YOUR GOAL:
Pictures in the records should not be copied, but every other part must be repeated exactly.

RECORD EXCERPTS:
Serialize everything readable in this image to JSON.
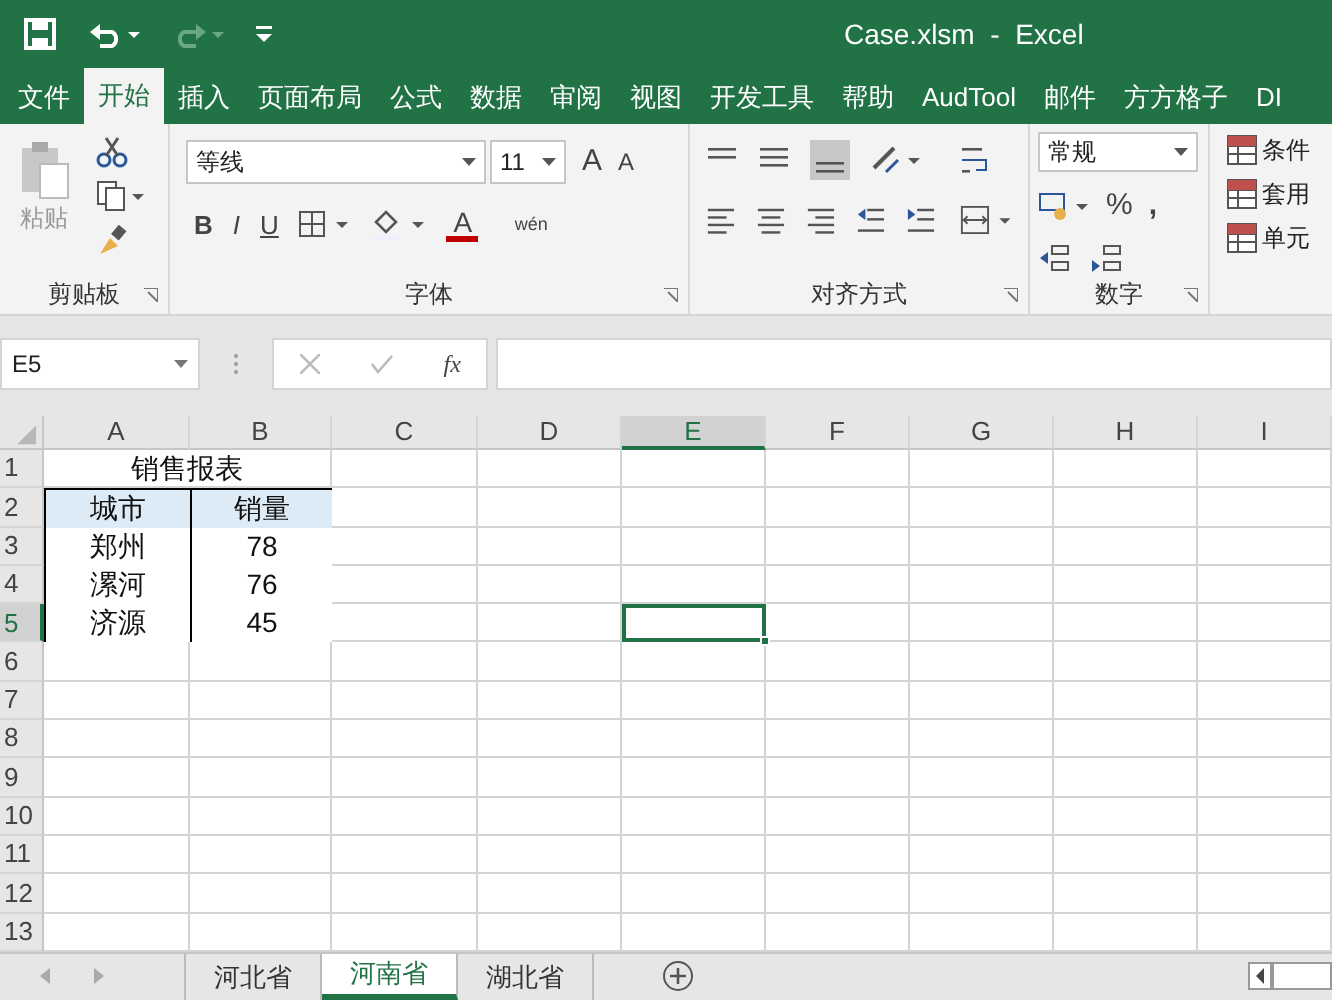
{
  "title_bar": {
    "title": "Case.xlsm  -  Excel"
  },
  "ribbon_tabs": [
    {
      "label": "文件",
      "selected": false
    },
    {
      "label": "开始",
      "selected": true
    },
    {
      "label": "插入",
      "selected": false
    },
    {
      "label": "页面布局",
      "selected": false
    },
    {
      "label": "公式",
      "selected": false
    },
    {
      "label": "数据",
      "selected": false
    },
    {
      "label": "审阅",
      "selected": false
    },
    {
      "label": "视图",
      "selected": false
    },
    {
      "label": "开发工具",
      "selected": false
    },
    {
      "label": "帮助",
      "selected": false
    },
    {
      "label": "AudTool",
      "selected": false
    },
    {
      "label": "邮件",
      "selected": false
    },
    {
      "label": "方方格子",
      "selected": false
    },
    {
      "label": "DI",
      "selected": false
    }
  ],
  "clipboard": {
    "paste": "粘贴",
    "label": "剪贴板"
  },
  "font": {
    "name": "等线",
    "size": "11",
    "grow": "A",
    "shrink": "A",
    "styles": [
      "B",
      "I",
      "U"
    ],
    "color_letter": "A",
    "phonetic": "wén",
    "label": "字体"
  },
  "alignment": {
    "label": "对齐方式"
  },
  "number": {
    "format": "常规",
    "percent": "%",
    "comma": ",",
    "label": "数字"
  },
  "styles": {
    "items": [
      "条件",
      "套用",
      "单元"
    ]
  },
  "formula_bar": {
    "name_box": "E5",
    "fx": "fx"
  },
  "columns": [
    {
      "label": "A",
      "selected": false
    },
    {
      "label": "B",
      "selected": false
    },
    {
      "label": "C",
      "selected": false
    },
    {
      "label": "D",
      "selected": false
    },
    {
      "label": "E",
      "selected": true
    },
    {
      "label": "F",
      "selected": false
    },
    {
      "label": "G",
      "selected": false
    },
    {
      "label": "H",
      "selected": false
    },
    {
      "label": "I",
      "selected": false
    }
  ],
  "rows": [
    {
      "number": "1",
      "selected": false,
      "cells": [
        {
          "kind": "merged",
          "text": "销售报表"
        }
      ]
    },
    {
      "number": "2",
      "selected": false,
      "cells": [
        {
          "kind": "header",
          "text": "城市"
        },
        {
          "kind": "header",
          "text": "销量"
        }
      ]
    },
    {
      "number": "3",
      "selected": false,
      "cells": [
        {
          "kind": "data",
          "text": "郑州"
        },
        {
          "kind": "data",
          "text": "78"
        }
      ]
    },
    {
      "number": "4",
      "selected": false,
      "cells": [
        {
          "kind": "data",
          "text": "漯河"
        },
        {
          "kind": "data",
          "text": "76"
        }
      ]
    },
    {
      "number": "5",
      "selected": true,
      "cells": [
        {
          "kind": "data",
          "text": "济源"
        },
        {
          "kind": "data",
          "text": "45"
        }
      ]
    },
    {
      "number": "6",
      "selected": false,
      "cells": []
    },
    {
      "number": "7",
      "selected": false,
      "cells": []
    },
    {
      "number": "8",
      "selected": false,
      "cells": []
    },
    {
      "number": "9",
      "selected": false,
      "cells": []
    },
    {
      "number": "10",
      "selected": false,
      "cells": []
    },
    {
      "number": "11",
      "selected": false,
      "cells": []
    },
    {
      "number": "12",
      "selected": false,
      "cells": []
    },
    {
      "number": "13",
      "selected": false,
      "cells": []
    }
  ],
  "sheet_tabs": [
    {
      "label": "河北省",
      "selected": false
    },
    {
      "label": "河南省",
      "selected": true
    },
    {
      "label": "湖北省",
      "selected": false
    }
  ]
}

THE REPLY:
Serialize everything readable in this image to JSON.
{
  "title_bar": {
    "title": "Case.xlsm  -  Excel"
  },
  "ribbon_tabs": [
    {
      "label": "文件",
      "selected": false
    },
    {
      "label": "开始",
      "selected": true
    },
    {
      "label": "插入",
      "selected": false
    },
    {
      "label": "页面布局",
      "selected": false
    },
    {
      "label": "公式",
      "selected": false
    },
    {
      "label": "数据",
      "selected": false
    },
    {
      "label": "审阅",
      "selected": false
    },
    {
      "label": "视图",
      "selected": false
    },
    {
      "label": "开发工具",
      "selected": false
    },
    {
      "label": "帮助",
      "selected": false
    },
    {
      "label": "AudTool",
      "selected": false
    },
    {
      "label": "邮件",
      "selected": false
    },
    {
      "label": "方方格子",
      "selected": false
    },
    {
      "label": "DI",
      "selected": false
    }
  ],
  "clipboard": {
    "paste": "粘贴",
    "label": "剪贴板"
  },
  "font": {
    "name": "等线",
    "size": "11",
    "grow": "A",
    "shrink": "A",
    "styles": [
      "B",
      "I",
      "U"
    ],
    "color_letter": "A",
    "phonetic": "wén",
    "label": "字体"
  },
  "alignment": {
    "label": "对齐方式"
  },
  "number": {
    "format": "常规",
    "percent": "%",
    "comma": ",",
    "label": "数字"
  },
  "styles": {
    "items": [
      "条件",
      "套用",
      "单元"
    ]
  },
  "formula_bar": {
    "name_box": "E5",
    "fx": "fx"
  },
  "columns": [
    {
      "label": "A",
      "selected": false
    },
    {
      "label": "B",
      "selected": false
    },
    {
      "label": "C",
      "selected": false
    },
    {
      "label": "D",
      "selected": false
    },
    {
      "label": "E",
      "selected": true
    },
    {
      "label": "F",
      "selected": false
    },
    {
      "label": "G",
      "selected": false
    },
    {
      "label": "H",
      "selected": false
    },
    {
      "label": "I",
      "selected": false
    }
  ],
  "rows": [
    {
      "number": "1",
      "selected": false,
      "cells": [
        {
          "kind": "merged",
          "text": "销售报表"
        }
      ]
    },
    {
      "number": "2",
      "selected": false,
      "cells": [
        {
          "kind": "header",
          "text": "城市"
        },
        {
          "kind": "header",
          "text": "销量"
        }
      ]
    },
    {
      "number": "3",
      "selected": false,
      "cells": [
        {
          "kind": "data",
          "text": "郑州"
        },
        {
          "kind": "data",
          "text": "78"
        }
      ]
    },
    {
      "number": "4",
      "selected": false,
      "cells": [
        {
          "kind": "data",
          "text": "漯河"
        },
        {
          "kind": "data",
          "text": "76"
        }
      ]
    },
    {
      "number": "5",
      "selected": true,
      "cells": [
        {
          "kind": "data",
          "text": "济源"
        },
        {
          "kind": "data",
          "text": "45"
        }
      ]
    },
    {
      "number": "6",
      "selected": false,
      "cells": []
    },
    {
      "number": "7",
      "selected": false,
      "cells": []
    },
    {
      "number": "8",
      "selected": false,
      "cells": []
    },
    {
      "number": "9",
      "selected": false,
      "cells": []
    },
    {
      "number": "10",
      "selected": false,
      "cells": []
    },
    {
      "number": "11",
      "selected": false,
      "cells": []
    },
    {
      "number": "12",
      "selected": false,
      "cells": []
    },
    {
      "number": "13",
      "selected": false,
      "cells": []
    }
  ],
  "sheet_tabs": [
    {
      "label": "河北省",
      "selected": false
    },
    {
      "label": "河南省",
      "selected": true
    },
    {
      "label": "湖北省",
      "selected": false
    }
  ]
}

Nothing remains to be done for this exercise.